((

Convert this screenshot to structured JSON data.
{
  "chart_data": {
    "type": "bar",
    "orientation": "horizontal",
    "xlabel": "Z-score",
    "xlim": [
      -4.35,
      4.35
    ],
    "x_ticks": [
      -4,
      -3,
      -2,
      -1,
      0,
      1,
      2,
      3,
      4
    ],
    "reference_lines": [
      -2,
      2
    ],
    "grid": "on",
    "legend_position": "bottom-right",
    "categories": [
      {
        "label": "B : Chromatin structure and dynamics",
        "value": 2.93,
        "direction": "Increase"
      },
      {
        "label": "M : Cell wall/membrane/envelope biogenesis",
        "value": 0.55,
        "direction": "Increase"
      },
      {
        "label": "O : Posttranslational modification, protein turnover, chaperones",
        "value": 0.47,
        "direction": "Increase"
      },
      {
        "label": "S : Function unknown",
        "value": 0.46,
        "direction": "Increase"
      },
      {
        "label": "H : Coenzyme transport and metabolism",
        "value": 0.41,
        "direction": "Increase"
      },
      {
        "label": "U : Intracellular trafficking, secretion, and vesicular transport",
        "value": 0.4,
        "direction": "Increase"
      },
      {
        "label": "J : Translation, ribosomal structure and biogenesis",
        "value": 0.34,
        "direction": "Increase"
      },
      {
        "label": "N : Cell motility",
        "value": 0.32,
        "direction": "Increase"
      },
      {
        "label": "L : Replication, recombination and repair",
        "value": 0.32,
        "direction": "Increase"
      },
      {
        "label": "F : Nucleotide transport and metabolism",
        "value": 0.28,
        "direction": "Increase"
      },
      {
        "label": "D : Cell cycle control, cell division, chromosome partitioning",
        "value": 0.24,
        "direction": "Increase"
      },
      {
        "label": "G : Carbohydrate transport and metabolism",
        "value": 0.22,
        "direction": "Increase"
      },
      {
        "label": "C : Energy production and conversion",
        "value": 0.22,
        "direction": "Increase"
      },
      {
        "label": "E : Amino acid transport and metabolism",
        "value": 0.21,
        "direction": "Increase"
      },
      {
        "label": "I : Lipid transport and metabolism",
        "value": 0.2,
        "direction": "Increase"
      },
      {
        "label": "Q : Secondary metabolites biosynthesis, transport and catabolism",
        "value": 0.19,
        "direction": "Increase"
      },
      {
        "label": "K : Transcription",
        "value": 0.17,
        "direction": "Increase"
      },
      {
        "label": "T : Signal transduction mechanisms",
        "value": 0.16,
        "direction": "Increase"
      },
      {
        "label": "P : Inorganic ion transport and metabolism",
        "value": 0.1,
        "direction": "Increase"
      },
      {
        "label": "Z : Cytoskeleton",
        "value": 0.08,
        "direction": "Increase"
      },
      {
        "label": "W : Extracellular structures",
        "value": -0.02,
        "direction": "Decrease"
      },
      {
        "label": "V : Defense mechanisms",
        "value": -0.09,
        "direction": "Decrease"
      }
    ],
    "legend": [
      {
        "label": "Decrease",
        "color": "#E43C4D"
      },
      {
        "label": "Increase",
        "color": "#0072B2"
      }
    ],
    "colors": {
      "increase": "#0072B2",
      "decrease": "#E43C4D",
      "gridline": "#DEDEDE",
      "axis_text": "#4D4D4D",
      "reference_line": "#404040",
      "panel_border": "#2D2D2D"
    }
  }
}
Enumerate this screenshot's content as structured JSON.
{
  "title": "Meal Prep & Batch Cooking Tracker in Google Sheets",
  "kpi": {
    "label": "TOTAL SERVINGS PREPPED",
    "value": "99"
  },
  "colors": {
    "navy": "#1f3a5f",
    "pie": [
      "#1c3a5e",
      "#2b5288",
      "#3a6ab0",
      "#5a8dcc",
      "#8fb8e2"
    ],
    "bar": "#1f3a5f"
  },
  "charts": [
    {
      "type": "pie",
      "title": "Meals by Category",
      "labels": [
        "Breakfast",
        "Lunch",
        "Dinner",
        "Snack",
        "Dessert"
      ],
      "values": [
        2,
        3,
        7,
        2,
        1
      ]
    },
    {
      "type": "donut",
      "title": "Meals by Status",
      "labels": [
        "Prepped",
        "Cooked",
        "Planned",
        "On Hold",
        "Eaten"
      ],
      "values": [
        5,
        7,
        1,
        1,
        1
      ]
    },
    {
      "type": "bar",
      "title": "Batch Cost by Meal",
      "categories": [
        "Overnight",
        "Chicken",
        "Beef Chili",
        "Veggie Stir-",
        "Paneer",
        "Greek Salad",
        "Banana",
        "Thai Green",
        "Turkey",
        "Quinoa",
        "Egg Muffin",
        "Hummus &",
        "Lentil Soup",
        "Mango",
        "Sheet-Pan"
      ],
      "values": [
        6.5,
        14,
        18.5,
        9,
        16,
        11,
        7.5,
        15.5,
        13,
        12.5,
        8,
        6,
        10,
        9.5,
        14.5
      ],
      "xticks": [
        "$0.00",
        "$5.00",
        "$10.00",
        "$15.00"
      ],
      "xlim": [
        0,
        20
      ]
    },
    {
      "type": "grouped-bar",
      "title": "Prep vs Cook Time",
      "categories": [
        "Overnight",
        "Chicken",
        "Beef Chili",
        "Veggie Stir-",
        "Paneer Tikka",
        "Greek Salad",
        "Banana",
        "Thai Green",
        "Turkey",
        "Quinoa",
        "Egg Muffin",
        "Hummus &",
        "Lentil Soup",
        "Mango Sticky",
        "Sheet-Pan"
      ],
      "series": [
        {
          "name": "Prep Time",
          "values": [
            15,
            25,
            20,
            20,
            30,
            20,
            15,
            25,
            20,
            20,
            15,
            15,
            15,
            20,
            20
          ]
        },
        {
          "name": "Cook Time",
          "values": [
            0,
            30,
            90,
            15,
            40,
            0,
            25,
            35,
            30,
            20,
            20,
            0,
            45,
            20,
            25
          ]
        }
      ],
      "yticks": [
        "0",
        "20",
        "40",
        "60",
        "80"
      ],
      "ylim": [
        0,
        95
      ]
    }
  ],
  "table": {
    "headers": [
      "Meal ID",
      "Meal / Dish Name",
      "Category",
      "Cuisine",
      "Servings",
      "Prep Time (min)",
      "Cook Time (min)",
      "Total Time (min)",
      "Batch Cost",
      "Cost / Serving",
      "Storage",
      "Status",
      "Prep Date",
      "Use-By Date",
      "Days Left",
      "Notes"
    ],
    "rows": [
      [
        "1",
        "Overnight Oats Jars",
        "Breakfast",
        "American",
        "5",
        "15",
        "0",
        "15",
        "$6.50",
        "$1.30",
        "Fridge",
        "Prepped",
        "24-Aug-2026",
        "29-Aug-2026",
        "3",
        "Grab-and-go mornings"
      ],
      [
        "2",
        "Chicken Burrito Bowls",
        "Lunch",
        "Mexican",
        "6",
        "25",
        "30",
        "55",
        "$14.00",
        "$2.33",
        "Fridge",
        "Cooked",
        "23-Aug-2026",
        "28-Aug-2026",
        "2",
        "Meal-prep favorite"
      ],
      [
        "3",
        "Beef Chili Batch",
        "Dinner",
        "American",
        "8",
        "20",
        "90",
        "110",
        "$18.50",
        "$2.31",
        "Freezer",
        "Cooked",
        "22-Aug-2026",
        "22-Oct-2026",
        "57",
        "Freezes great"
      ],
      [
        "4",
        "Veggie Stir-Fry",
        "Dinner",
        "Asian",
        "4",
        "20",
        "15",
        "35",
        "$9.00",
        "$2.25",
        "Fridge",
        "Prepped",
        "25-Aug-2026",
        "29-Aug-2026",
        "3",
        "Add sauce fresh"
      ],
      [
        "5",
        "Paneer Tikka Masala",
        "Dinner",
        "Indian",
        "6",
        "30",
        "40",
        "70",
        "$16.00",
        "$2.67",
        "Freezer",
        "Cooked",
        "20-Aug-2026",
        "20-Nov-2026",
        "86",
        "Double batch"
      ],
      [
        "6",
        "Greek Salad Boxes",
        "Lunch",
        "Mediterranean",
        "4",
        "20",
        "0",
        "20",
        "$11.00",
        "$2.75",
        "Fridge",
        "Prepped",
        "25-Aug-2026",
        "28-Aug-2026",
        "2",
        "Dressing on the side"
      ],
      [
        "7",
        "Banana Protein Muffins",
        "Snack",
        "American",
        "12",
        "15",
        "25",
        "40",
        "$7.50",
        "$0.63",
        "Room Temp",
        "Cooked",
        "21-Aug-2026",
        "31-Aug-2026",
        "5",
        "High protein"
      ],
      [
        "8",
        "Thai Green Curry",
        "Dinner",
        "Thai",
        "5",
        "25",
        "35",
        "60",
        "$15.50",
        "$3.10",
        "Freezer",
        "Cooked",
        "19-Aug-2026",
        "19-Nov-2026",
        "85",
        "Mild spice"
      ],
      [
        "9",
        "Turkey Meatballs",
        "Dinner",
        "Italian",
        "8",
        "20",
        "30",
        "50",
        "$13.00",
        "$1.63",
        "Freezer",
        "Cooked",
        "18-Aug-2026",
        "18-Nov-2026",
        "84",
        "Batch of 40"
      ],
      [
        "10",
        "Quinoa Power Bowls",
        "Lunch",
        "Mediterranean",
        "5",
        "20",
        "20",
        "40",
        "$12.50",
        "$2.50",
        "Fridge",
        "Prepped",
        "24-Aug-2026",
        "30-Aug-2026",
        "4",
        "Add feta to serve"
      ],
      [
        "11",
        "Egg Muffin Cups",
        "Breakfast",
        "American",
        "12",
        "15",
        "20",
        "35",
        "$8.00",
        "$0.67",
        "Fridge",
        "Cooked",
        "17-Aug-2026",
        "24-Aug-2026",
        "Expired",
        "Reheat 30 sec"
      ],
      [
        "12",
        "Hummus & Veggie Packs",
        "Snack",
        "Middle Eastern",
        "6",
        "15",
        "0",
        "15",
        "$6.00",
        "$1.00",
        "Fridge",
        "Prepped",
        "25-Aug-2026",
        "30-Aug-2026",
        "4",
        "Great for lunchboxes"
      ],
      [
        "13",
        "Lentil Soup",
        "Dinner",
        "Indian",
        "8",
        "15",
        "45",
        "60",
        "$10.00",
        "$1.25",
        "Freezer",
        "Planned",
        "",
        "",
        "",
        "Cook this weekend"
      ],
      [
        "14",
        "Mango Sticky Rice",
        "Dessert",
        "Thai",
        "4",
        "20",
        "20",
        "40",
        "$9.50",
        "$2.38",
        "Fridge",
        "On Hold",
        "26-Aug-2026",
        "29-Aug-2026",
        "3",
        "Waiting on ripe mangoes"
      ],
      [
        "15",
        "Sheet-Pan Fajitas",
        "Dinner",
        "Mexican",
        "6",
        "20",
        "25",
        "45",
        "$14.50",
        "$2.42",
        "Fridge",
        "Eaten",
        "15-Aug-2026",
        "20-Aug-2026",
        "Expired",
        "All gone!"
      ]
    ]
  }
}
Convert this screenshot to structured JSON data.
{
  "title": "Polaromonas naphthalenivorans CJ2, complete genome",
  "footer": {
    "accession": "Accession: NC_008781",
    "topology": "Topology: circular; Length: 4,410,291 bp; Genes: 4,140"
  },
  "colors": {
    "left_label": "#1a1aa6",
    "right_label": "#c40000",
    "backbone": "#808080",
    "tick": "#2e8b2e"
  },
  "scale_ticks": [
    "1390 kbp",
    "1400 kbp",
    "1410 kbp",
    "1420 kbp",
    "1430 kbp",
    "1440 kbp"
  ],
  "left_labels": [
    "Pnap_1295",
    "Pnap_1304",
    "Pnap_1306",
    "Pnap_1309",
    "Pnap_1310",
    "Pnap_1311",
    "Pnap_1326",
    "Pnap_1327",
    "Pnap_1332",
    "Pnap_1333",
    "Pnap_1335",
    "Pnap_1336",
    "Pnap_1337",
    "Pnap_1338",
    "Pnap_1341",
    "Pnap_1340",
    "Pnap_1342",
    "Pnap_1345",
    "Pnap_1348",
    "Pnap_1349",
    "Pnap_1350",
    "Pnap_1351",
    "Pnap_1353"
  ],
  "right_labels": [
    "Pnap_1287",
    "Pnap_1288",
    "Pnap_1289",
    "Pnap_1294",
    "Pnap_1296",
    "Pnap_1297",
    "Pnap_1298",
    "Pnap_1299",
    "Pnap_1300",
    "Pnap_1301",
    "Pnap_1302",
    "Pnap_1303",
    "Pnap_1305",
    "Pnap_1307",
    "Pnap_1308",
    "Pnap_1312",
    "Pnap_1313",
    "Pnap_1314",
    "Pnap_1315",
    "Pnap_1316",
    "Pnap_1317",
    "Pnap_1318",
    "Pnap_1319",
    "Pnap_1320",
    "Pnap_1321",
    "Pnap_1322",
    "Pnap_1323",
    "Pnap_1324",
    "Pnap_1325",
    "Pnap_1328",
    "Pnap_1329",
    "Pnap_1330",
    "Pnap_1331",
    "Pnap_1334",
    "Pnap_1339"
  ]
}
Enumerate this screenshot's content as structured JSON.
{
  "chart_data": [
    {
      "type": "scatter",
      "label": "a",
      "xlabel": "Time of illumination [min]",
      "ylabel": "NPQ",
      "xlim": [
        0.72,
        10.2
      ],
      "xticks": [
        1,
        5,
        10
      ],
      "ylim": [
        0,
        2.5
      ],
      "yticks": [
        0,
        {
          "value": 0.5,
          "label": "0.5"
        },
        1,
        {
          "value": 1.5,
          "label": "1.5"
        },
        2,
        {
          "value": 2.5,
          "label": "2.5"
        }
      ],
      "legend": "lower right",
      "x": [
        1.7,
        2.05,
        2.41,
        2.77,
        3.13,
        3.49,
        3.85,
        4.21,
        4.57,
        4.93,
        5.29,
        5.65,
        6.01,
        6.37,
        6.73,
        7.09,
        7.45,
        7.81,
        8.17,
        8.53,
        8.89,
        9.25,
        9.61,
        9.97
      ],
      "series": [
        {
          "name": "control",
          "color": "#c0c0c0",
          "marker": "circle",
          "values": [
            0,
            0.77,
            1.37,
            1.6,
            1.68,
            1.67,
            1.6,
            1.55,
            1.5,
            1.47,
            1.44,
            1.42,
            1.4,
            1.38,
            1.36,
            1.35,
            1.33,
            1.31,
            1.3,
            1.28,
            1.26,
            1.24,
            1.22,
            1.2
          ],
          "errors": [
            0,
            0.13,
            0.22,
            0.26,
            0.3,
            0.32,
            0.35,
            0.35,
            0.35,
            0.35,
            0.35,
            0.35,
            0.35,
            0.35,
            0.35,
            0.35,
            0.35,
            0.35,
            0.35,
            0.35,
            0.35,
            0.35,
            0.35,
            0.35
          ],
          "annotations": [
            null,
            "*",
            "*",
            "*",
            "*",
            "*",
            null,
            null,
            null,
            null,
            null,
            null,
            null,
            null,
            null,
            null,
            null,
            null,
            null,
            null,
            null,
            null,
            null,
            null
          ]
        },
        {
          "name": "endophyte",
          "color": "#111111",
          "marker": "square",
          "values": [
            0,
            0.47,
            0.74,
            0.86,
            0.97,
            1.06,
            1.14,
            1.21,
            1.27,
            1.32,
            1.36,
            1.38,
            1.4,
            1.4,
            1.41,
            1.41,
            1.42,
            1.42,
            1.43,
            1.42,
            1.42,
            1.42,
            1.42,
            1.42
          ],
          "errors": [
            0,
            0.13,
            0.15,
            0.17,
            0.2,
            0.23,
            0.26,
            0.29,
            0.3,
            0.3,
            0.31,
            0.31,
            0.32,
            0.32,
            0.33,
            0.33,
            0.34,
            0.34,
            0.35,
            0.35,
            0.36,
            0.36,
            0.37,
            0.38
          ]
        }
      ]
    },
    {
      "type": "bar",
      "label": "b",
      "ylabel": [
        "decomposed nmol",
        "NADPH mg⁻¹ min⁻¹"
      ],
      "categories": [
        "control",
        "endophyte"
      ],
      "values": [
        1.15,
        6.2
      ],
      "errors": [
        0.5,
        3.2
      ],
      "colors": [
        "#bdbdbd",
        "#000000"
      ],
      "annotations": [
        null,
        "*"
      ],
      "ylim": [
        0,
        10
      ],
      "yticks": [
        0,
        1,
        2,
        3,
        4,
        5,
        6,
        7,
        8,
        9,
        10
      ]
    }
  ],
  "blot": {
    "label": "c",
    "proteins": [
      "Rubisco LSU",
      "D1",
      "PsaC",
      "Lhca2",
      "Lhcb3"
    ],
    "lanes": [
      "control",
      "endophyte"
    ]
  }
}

))

_TASK_
The word "Bowls" appears on some lines of the data above; count those lines and return only the number.

_ANSWER TO THIS PROBLEM_
2